_TASK DIRECTIONS_
Convert the listing, from its first line through the line containing "- dropdown-value: Никогда: [375, 279, 420, 293]" (both included), into a Markdown table with the columns Row and Entry. Give each line its row number, and omit blank lines.

_RECORD LIST_
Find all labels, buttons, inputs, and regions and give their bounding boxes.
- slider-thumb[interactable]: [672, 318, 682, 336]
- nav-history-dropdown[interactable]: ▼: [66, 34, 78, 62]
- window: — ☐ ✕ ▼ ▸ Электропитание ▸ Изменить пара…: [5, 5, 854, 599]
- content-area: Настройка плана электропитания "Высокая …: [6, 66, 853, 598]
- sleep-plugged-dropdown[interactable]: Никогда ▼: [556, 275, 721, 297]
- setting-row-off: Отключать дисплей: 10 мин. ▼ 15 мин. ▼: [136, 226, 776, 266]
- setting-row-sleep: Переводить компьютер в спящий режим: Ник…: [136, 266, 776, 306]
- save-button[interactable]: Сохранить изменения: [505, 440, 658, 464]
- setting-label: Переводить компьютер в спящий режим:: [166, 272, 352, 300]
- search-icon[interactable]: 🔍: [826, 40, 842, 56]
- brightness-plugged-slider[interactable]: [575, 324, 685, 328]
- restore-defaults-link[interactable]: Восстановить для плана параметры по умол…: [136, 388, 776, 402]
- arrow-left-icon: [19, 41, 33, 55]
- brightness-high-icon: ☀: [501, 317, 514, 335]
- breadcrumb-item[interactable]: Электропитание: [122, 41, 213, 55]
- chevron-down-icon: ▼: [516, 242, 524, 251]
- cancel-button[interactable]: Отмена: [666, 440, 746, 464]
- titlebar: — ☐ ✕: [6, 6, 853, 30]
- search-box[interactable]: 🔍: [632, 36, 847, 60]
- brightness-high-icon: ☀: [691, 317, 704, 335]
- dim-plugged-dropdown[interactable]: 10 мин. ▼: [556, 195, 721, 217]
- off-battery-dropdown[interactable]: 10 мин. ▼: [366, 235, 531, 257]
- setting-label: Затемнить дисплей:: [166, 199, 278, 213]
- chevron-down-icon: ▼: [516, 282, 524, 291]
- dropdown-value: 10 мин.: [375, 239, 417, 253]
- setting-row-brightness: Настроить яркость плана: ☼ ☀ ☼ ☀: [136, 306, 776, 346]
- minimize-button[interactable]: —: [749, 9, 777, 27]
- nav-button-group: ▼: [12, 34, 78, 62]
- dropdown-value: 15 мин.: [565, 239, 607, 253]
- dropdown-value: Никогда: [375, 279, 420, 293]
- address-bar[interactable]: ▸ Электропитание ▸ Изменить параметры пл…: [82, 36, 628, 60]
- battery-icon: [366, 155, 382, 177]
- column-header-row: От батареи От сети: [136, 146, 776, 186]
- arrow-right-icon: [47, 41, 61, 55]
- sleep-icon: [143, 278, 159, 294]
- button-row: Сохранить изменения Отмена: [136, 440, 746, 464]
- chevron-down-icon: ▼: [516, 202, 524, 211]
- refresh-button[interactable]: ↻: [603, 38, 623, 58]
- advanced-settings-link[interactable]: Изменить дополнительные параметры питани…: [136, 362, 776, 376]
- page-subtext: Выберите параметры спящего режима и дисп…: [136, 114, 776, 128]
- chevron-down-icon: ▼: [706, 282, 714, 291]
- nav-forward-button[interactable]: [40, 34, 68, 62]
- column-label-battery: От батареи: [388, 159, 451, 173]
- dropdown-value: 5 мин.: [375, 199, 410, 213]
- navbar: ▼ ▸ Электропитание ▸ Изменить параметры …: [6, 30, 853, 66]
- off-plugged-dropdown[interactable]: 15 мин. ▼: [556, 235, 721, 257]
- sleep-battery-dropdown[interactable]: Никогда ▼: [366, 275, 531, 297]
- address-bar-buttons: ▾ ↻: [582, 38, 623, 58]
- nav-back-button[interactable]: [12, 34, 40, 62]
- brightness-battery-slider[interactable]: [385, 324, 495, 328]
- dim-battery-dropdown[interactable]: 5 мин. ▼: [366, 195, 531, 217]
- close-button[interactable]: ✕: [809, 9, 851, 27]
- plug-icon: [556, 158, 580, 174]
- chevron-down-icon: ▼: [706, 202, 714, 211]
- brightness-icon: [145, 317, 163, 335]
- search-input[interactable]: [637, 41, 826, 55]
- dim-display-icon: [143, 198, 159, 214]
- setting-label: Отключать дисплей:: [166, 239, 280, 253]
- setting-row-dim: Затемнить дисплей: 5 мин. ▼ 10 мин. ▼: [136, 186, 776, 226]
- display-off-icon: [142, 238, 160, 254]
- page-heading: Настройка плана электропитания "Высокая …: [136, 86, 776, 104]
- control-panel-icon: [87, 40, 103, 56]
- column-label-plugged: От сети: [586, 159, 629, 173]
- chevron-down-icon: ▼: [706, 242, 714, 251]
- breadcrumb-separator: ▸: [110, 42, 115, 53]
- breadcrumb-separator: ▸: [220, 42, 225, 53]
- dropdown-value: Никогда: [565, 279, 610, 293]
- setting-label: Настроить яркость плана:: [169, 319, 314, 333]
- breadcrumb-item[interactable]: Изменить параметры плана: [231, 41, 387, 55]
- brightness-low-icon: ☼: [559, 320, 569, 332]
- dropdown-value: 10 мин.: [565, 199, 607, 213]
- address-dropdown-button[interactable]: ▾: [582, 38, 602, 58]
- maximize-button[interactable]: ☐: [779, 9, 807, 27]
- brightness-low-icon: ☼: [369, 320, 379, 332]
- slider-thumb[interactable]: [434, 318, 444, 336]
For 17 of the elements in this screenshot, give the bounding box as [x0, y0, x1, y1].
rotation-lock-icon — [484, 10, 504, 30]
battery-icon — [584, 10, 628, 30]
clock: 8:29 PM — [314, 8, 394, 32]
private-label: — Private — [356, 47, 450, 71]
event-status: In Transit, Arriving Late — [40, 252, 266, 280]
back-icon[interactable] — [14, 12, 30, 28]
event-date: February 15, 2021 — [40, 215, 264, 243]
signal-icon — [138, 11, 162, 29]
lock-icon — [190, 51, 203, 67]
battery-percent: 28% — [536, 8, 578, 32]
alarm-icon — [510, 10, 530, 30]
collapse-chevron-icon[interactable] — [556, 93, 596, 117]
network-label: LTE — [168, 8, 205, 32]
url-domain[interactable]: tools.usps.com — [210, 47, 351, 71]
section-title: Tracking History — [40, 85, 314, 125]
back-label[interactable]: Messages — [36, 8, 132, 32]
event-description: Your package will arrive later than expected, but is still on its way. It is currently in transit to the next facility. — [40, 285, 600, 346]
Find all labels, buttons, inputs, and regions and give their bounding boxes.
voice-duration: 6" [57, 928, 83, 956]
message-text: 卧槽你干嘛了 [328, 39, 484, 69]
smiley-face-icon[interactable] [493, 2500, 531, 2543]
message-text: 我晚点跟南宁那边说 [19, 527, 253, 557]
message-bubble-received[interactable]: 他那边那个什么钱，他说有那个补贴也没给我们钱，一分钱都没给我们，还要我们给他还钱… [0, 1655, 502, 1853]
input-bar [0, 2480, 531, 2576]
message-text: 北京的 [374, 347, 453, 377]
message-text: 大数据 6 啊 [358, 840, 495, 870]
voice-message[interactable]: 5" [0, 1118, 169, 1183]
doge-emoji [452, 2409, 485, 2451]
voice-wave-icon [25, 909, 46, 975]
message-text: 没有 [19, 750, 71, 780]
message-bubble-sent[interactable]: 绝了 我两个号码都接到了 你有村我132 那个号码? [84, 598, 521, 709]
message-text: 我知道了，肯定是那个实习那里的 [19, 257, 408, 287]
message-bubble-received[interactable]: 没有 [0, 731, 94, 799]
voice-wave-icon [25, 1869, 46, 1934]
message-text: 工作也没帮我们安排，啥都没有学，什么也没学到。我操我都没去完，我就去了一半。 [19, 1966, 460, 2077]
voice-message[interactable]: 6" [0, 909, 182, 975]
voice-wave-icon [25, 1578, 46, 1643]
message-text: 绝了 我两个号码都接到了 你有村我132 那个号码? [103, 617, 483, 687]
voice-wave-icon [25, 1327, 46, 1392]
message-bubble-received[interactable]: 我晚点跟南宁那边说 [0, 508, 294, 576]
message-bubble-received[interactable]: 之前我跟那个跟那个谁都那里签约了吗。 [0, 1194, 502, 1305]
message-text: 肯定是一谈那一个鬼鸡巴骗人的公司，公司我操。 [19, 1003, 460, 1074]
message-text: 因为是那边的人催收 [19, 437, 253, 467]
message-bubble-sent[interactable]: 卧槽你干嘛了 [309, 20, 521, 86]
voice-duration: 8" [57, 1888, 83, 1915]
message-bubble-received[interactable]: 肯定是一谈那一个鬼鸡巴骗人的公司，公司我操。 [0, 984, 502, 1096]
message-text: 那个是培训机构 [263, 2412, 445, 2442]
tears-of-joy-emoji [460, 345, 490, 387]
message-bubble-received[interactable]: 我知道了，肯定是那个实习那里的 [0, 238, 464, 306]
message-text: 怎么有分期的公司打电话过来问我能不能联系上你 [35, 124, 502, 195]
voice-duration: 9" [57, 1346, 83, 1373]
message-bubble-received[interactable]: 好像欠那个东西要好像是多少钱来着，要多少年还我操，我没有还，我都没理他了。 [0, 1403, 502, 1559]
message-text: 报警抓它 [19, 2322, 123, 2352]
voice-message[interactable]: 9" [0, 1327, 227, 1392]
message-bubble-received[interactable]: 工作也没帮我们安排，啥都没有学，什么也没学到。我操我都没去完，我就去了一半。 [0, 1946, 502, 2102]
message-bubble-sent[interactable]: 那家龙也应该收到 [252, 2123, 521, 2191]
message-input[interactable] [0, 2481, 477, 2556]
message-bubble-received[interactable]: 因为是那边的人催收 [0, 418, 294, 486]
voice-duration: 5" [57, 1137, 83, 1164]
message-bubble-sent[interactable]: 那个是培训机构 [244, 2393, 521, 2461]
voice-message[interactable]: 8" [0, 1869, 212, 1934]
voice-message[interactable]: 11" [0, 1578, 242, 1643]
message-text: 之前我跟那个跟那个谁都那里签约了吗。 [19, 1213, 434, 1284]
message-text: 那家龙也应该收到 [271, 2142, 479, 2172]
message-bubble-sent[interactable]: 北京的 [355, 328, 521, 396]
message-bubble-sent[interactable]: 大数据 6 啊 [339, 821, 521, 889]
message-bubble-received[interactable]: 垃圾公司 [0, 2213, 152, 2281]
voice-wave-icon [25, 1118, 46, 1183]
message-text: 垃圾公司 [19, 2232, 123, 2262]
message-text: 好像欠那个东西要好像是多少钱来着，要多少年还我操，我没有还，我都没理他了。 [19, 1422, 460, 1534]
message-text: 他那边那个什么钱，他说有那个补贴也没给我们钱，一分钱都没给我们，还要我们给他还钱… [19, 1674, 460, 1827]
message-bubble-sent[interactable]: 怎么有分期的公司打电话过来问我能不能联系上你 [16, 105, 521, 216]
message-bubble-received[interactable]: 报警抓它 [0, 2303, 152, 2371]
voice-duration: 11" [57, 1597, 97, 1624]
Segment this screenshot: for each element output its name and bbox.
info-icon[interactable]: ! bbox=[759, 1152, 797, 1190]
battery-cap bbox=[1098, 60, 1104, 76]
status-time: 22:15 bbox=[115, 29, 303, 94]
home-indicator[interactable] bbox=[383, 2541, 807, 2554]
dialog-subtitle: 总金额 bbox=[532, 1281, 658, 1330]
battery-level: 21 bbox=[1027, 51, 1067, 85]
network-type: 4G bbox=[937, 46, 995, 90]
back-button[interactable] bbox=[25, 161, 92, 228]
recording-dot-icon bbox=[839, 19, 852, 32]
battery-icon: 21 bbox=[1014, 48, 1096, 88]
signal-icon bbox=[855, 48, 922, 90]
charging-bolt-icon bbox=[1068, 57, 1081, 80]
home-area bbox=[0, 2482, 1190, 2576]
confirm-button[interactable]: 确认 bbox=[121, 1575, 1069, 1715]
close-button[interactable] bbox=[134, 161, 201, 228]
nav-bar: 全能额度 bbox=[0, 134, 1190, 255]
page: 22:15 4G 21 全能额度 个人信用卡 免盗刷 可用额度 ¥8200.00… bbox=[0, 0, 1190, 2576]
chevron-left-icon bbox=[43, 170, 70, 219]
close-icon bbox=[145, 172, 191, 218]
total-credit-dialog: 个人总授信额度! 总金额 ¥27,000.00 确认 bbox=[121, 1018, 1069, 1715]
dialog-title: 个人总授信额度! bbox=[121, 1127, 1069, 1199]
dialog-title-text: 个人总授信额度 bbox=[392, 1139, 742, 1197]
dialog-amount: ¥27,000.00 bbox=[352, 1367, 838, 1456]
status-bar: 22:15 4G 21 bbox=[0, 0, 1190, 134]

_FULL ANSWER_
| Row | Entry |
|---|---|
| 1 | Find all labels, buttons, inputs, and regions and give their bounding boxes. |
| 2 | - slider-thumb[interactable]: [672, 318, 682, 336] |
| 3 | - nav-history-dropdown[interactable]: ▼: [66, 34, 78, 62] |
| 4 | - window: — ☐ ✕ ▼ ▸ Электропитание ▸ Изменить пара…: [5, 5, 854, 599] |
| 5 | - content-area: Настройка плана электропитания "Высокая …: [6, 66, 853, 598] |
| 6 | - sleep-plugged-dropdown[interactable]: Никогда ▼: [556, 275, 721, 297] |
| 7 | - setting-row-off: Отключать дисплей: 10 мин. ▼ 15 мин. ▼: [136, 226, 776, 266] |
| 8 | - setting-row-sleep: Переводить компьютер в спящий режим: Ник…: [136, 266, 776, 306] |
| 9 | - save-button[interactable]: Сохранить изменения: [505, 440, 658, 464] |
| 10 | - setting-label: Переводить компьютер в спящий режим:: [166, 272, 352, 300] |
| 11 | - search-icon[interactable]: 🔍: [826, 40, 842, 56] |
| 12 | - brightness-plugged-slider[interactable]: [575, 324, 685, 328] |
| 13 | - restore-defaults-link[interactable]: Восстановить для плана параметры по умол…: [136, 388, 776, 402] |
| 14 | - arrow-left-icon: [19, 41, 33, 55] |
| 15 | - brightness-high-icon: ☀: [501, 317, 514, 335] |
| 16 | - breadcrumb-item[interactable]: Электропитание: [122, 41, 213, 55] |
| 17 | - chevron-down-icon: ▼: [516, 242, 524, 251] |
| 18 | - cancel-button[interactable]: Отмена: [666, 440, 746, 464] |
| 19 | - titlebar: — ☐ ✕: [6, 6, 853, 30] |
| 20 | - search-box[interactable]: 🔍: [632, 36, 847, 60] |
| 21 | - brightness-high-icon: ☀: [691, 317, 704, 335] |
| 22 | - dim-plugged-dropdown[interactable]: 10 мин. ▼: [556, 195, 721, 217] |
| 23 | - off-battery-dropdown[interactable]: 10 мин. ▼: [366, 235, 531, 257] |
| 24 | - setting-label: Затемнить дисплей:: [166, 199, 278, 213] |
| 25 | - chevron-down-icon: ▼: [516, 282, 524, 291] |
| 26 | - dropdown-value: 10 мин.: [375, 239, 417, 253] |
| 27 | - setting-row-brightness: Настроить яркость плана: ☼ ☀ ☼ ☀: [136, 306, 776, 346] |
| 28 | - minimize-button[interactable]: —: [749, 9, 777, 27] |
| 29 | - nav-button-group: ▼: [12, 34, 78, 62] |
| 30 | - dropdown-value: 15 мин.: [565, 239, 607, 253] |
| 31 | - dropdown-value: Никогда: [375, 279, 420, 293] |